* Passage shown *
--- start ---

Since it all has a long way to travel under heavy refrigeration, the
quality was very poor. The diesel
tanks were filled and with a combination of rain-water and bought water we
filled the water tanks. This is only
the third place in the world where we have not used the local tap water. Here all water comes from the sky and
there is none too much. Most locals
buy 5 gallon jugs for drinking and we filled our flexi-containers at one of
the supermarkets, US$2 for 5 US gallons.
In the Bahamas the 'fresh' water was salty so we bought. In Mexico all the locals used bottled
water, so we did too. Otherwise we have taken what comes from a tap, the sky
or a stream and (so far) never had a stomach upset! We
monitored the weather, knew we were early to head into the North Pacific, but
how can you know what is coming two weeks on? The NE trades looked light to moderate for the first five days,
so we dropped the mooring on the morning of Tuesday 6 May 2014, headed out of
the lagoon and set a course north. And
north was the course, or rather northish, give or take 60 degrees for three
weeks! The wind was not co-operative
giving us NE or N or NW winds for over two weeks so that we were not laying
our course. Cruising should be about
choosing the down wind routes. We
seem to have got something wrong for this passage; of course we knew that in part. We were on the wind for 17 days! We always knew we had the NE trades to get through. They are supposed to be lighter in the
Spring. But the weather gods do not
read all the weather guides. We had
some better days with 10-15 knots, then the wetter and very bouncy days with
15-22 knots – all going to windward.

--- end ---

* Written request A *
Identify every line in the records below that contains the word "Laroquette", and copy each of those lines.

* Material *
--- start ---

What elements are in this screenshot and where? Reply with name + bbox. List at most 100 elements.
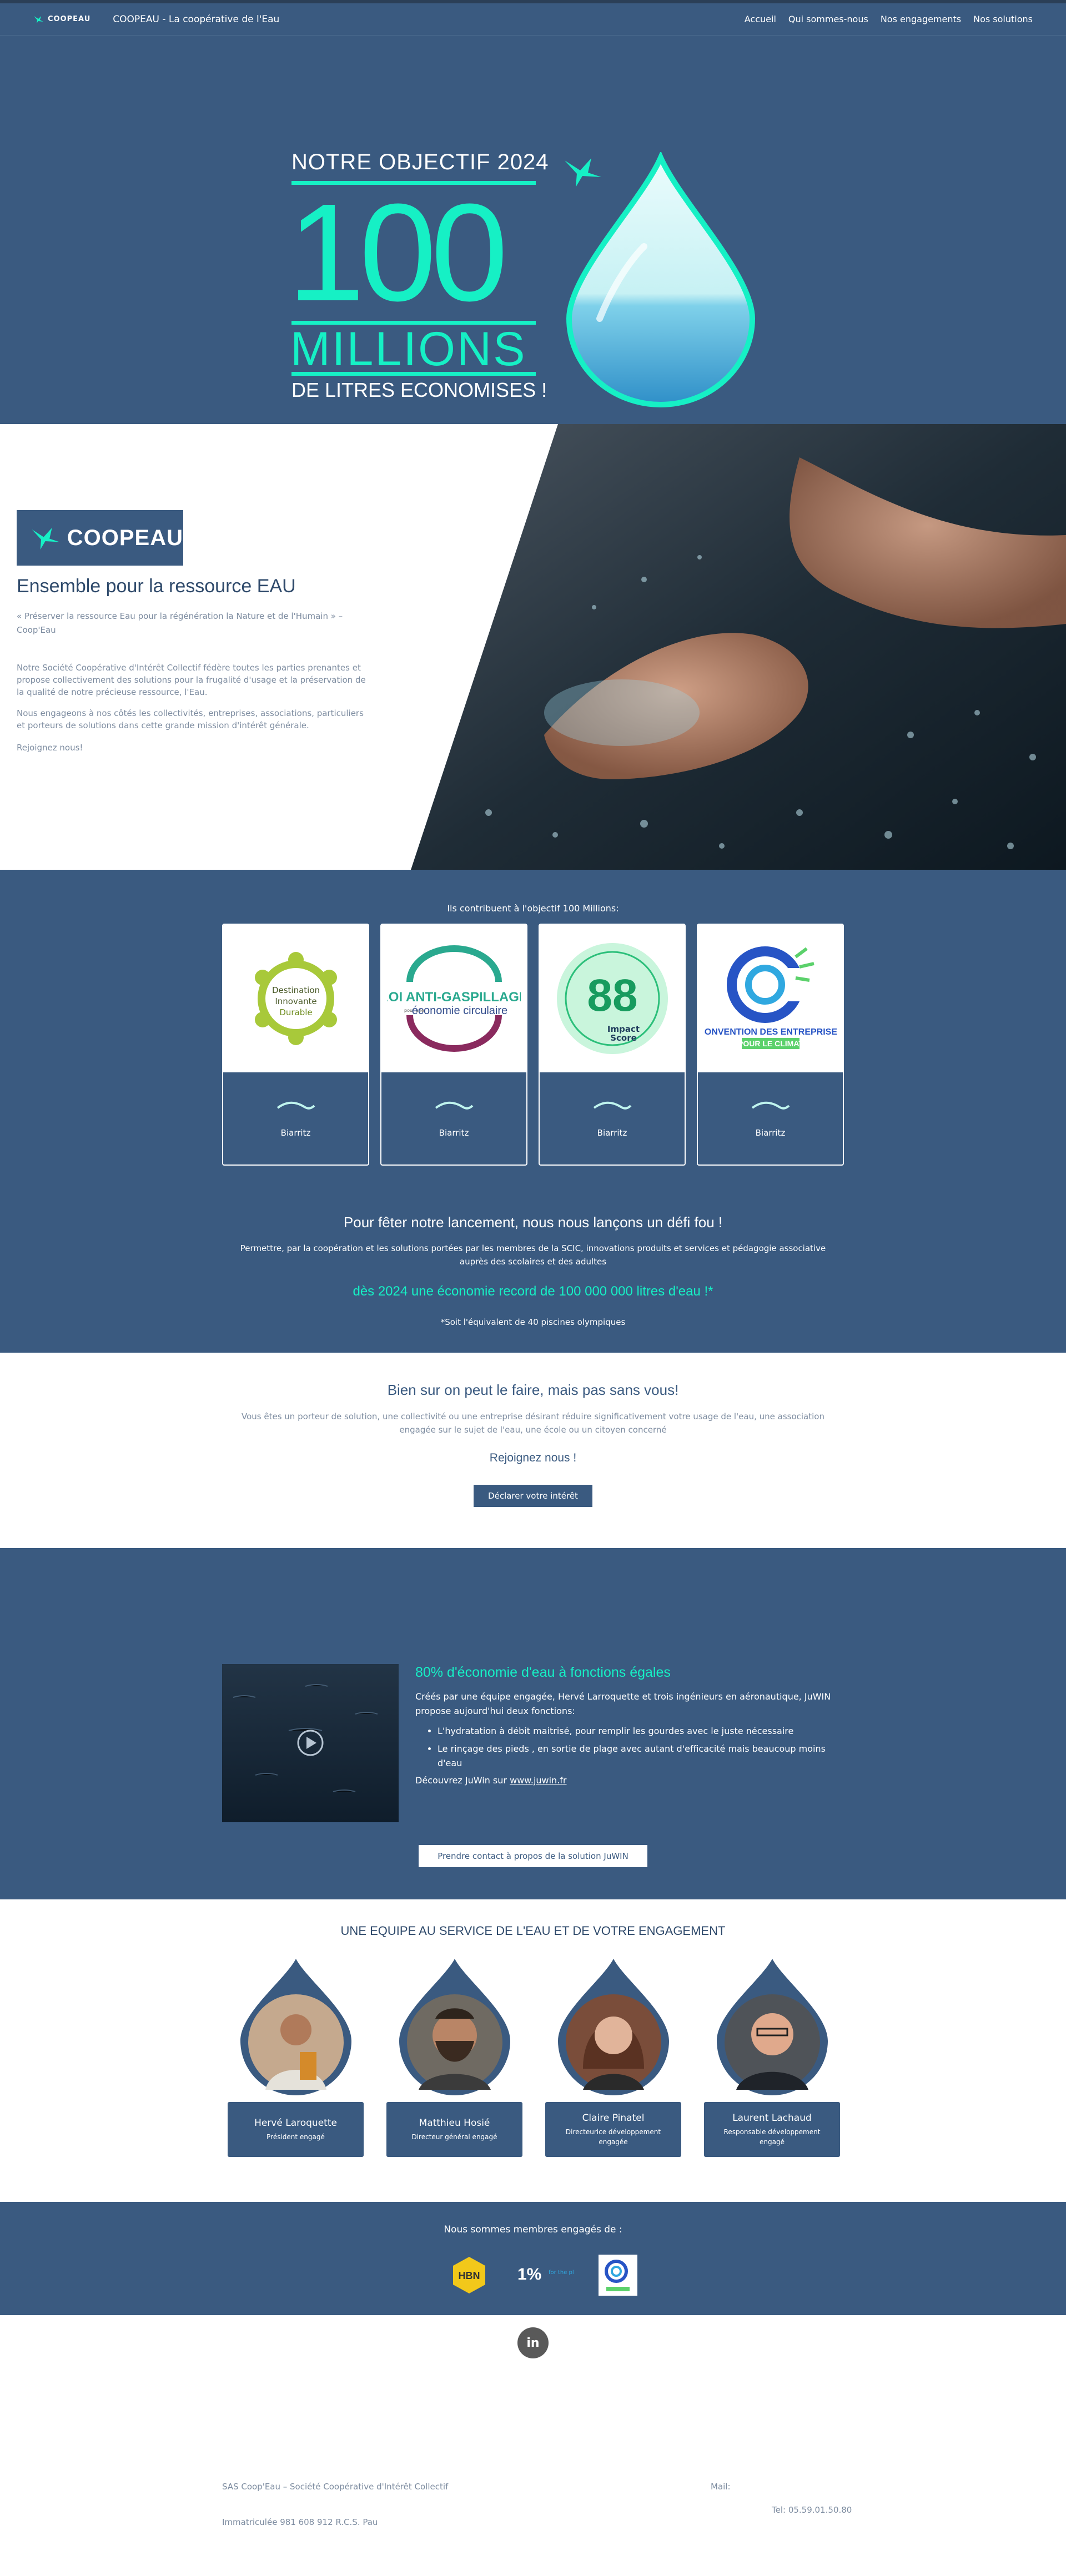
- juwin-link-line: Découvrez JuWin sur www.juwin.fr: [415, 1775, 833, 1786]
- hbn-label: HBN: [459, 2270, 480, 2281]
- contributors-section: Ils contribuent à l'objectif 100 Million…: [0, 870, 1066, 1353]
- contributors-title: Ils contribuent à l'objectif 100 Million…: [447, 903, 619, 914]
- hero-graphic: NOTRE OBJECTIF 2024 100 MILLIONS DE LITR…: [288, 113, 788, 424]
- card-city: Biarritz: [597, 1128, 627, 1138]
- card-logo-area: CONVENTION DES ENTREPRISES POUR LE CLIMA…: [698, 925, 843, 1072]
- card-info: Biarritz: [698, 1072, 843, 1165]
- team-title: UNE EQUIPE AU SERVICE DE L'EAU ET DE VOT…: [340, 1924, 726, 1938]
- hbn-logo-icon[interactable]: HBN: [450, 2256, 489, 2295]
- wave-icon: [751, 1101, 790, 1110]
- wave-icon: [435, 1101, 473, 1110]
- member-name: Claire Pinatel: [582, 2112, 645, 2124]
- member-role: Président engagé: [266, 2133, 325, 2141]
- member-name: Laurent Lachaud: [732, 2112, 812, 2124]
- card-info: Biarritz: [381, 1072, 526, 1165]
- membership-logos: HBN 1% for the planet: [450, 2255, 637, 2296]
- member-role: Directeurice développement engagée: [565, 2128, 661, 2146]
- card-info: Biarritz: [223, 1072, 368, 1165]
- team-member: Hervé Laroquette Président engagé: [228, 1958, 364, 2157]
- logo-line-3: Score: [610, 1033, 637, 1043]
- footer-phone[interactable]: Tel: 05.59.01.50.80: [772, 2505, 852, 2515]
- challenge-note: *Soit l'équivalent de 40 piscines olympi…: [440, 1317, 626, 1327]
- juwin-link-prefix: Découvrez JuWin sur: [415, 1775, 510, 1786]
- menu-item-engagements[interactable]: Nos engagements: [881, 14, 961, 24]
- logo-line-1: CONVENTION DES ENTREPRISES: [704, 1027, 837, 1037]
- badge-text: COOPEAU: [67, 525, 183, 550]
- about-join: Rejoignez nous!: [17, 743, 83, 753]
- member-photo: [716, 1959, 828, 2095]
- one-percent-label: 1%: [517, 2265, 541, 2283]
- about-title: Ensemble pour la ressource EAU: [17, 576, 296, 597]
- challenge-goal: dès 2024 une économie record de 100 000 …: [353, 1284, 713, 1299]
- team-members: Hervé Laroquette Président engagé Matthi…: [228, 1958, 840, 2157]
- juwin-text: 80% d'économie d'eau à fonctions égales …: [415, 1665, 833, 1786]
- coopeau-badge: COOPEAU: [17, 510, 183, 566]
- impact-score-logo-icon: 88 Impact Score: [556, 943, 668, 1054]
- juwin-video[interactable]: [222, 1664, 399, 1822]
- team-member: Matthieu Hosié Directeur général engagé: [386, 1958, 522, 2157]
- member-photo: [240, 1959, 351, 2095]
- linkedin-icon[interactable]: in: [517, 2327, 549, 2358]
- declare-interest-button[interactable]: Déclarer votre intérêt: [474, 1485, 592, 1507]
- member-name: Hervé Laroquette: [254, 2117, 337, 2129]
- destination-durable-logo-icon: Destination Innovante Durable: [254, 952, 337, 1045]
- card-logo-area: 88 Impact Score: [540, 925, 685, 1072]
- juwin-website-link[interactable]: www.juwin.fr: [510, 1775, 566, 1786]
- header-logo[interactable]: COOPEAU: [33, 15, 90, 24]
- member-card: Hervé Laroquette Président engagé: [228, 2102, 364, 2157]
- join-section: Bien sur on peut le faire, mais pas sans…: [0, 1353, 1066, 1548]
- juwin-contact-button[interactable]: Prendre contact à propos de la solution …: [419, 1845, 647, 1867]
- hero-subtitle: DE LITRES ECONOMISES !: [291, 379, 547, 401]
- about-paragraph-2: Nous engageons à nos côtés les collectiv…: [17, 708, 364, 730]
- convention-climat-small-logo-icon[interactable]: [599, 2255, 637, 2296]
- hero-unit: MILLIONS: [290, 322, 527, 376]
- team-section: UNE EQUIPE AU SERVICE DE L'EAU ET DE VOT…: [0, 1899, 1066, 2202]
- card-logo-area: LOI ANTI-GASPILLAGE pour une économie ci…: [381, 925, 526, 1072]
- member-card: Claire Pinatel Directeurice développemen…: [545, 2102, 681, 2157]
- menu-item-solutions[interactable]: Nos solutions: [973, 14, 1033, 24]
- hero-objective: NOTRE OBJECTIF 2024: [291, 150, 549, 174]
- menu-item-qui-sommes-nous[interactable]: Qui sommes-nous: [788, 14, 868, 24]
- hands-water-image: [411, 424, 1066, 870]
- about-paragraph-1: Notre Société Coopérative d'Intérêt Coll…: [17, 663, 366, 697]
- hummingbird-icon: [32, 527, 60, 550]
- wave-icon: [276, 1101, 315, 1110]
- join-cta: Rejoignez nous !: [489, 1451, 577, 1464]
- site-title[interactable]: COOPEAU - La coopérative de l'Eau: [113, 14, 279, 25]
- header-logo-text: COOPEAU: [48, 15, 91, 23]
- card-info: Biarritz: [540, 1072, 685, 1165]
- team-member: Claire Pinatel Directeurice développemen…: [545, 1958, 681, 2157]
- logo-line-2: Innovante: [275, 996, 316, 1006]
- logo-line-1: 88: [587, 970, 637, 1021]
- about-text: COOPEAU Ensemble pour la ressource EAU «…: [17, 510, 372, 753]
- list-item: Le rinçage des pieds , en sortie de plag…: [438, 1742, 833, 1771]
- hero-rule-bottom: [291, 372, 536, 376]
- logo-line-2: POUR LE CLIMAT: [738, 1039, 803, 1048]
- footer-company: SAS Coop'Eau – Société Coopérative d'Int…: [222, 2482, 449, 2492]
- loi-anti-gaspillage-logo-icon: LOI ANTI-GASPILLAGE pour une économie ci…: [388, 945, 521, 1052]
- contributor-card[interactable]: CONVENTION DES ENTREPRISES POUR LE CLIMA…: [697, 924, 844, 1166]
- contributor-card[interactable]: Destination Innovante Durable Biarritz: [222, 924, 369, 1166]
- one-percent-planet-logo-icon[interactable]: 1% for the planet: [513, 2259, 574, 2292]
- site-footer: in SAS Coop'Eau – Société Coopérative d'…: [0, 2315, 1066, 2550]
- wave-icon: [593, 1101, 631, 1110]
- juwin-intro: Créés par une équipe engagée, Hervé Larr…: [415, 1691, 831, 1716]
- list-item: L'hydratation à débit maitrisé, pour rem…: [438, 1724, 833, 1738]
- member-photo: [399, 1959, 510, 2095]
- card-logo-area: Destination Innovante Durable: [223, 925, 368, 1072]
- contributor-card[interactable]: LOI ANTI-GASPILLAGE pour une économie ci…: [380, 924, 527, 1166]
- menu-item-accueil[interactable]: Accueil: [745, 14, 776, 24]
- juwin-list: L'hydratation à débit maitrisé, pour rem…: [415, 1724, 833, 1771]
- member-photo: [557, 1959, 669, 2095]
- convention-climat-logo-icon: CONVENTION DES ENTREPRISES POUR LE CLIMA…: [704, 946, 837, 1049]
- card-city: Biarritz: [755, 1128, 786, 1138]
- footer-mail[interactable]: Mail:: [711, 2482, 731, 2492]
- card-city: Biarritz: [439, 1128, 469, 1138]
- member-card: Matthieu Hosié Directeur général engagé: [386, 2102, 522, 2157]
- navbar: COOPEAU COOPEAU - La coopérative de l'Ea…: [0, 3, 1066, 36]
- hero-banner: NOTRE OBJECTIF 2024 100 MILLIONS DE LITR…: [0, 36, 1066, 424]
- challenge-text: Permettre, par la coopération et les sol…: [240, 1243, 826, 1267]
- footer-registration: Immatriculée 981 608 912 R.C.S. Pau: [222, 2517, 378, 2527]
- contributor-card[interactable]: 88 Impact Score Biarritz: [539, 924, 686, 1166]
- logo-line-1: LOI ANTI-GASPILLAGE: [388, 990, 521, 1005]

--- end ---
--- start ---

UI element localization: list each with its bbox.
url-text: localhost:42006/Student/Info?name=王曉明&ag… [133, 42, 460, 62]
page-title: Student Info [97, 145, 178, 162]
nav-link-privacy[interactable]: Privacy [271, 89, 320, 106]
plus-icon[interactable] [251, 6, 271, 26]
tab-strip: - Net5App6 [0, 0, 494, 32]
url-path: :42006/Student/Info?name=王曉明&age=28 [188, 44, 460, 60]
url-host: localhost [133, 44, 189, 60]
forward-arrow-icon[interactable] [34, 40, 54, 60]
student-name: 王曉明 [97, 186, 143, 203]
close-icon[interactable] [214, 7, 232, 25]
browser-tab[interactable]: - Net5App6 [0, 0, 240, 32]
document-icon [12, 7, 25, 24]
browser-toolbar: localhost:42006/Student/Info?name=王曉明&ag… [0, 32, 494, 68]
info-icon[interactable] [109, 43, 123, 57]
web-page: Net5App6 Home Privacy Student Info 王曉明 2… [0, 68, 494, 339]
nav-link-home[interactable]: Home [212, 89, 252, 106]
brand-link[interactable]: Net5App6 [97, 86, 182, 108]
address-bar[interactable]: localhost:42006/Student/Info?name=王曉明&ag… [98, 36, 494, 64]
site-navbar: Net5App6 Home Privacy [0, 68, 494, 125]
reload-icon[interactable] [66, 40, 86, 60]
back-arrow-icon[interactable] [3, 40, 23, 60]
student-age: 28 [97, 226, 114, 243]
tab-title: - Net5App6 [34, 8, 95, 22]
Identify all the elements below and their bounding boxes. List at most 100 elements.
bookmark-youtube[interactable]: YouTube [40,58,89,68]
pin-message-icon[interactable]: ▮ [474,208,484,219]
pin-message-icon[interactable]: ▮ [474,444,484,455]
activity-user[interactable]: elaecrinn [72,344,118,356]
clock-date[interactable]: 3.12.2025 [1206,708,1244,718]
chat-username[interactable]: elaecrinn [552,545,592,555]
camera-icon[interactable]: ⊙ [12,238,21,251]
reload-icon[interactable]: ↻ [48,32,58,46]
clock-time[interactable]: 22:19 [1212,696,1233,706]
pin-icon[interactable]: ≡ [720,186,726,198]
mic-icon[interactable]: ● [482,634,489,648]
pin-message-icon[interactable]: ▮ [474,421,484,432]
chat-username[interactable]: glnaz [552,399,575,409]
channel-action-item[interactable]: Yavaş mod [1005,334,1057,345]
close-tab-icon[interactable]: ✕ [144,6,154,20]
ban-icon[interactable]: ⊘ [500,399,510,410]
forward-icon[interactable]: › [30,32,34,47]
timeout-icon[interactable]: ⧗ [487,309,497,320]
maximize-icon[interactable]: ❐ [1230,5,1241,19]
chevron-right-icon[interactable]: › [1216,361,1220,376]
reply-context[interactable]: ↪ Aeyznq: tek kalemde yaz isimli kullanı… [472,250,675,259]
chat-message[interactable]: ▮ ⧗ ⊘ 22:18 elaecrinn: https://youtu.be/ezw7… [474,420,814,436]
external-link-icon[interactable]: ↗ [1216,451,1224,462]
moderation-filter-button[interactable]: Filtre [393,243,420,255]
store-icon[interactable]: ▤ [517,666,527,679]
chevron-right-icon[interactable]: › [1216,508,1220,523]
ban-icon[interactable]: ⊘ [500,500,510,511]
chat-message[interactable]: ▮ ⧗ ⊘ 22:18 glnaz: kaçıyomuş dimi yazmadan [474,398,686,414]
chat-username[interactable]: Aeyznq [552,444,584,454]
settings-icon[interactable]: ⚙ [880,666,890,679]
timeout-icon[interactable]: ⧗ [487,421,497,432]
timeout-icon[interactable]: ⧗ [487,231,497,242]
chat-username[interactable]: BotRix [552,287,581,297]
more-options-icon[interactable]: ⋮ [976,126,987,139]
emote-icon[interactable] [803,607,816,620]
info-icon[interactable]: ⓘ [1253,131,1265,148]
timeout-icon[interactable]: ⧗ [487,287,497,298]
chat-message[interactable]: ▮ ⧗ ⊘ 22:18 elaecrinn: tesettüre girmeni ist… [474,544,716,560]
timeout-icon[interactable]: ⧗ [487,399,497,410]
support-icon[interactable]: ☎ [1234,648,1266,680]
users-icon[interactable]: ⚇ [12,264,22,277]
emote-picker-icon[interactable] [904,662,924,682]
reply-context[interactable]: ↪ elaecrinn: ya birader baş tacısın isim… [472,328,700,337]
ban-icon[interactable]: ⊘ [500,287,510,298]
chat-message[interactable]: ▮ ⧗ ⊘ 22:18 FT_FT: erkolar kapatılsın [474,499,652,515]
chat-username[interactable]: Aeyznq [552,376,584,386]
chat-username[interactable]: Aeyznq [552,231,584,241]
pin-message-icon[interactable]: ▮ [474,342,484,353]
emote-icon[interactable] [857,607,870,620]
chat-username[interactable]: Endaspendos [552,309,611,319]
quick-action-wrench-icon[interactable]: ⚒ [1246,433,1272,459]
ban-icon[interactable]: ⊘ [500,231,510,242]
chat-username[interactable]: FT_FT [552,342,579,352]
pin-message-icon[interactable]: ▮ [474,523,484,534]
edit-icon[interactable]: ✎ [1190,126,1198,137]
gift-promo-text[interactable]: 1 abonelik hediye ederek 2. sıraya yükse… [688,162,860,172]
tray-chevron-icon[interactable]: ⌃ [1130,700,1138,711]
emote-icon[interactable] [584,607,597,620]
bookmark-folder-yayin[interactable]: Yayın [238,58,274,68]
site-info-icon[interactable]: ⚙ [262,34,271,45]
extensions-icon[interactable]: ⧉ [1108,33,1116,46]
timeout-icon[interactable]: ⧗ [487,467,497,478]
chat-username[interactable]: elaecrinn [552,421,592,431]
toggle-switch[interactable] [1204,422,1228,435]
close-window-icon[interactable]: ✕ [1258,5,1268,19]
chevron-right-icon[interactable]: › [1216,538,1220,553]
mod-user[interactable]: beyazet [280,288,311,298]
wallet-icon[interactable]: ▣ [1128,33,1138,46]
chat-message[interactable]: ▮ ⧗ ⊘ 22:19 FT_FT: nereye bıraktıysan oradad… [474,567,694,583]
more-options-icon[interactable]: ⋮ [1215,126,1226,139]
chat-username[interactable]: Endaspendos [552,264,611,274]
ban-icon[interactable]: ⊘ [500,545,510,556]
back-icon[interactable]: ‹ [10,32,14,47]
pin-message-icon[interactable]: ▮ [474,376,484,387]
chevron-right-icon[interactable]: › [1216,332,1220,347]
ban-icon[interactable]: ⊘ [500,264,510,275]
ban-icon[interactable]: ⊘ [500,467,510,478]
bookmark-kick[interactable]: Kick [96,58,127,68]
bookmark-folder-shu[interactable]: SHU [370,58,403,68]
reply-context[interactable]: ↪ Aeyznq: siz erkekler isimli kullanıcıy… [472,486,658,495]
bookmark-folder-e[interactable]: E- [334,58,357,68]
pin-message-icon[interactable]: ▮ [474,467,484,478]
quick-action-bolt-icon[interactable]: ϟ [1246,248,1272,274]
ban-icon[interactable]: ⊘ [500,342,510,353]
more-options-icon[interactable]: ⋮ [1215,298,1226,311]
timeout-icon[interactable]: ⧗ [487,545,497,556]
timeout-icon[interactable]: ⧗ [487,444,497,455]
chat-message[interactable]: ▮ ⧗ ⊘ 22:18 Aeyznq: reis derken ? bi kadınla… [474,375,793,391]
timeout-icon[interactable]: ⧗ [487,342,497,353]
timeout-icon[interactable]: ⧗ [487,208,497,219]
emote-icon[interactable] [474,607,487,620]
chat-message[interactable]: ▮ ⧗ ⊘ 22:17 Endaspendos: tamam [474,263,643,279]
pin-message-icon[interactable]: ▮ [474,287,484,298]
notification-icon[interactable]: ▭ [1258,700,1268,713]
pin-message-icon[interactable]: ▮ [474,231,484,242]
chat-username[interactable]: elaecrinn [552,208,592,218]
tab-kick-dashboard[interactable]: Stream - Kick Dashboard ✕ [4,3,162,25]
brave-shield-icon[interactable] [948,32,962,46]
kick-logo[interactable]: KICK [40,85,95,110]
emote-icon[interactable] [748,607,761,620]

--- end ---

* Written request B *
In the sailing passage above, write out the stretch from "Since it all" to "5 US gallons.", switching "flexi-containers" to "jerry cans".

* Written solution A *
- team-member: Hervé Laroquette Président engagé: [228, 1958, 364, 2157]
- team-members: Hervé Laroquette Président engagé Matthi…: [228, 1958, 840, 2157]
- member-name: Hervé Laroquette: [254, 2117, 337, 2129]
- member-card: Hervé Laroquette Président engagé: [228, 2102, 364, 2157]

* Written solution B *
Since it all has a long way to travel under heavy refrigeration, the
quality was very poor. The diesel
tanks were filled and with a combination of rain-water and bought water we
filled the water tanks. This is only
the third place in the world where we have not used the local tap water. Here all water comes from the sky and
there is none too much. Most locals
buy 5 gallon jugs for drinking and we filled our jerry cans at one of
the supermarkets, US$2 for 5 US gallons.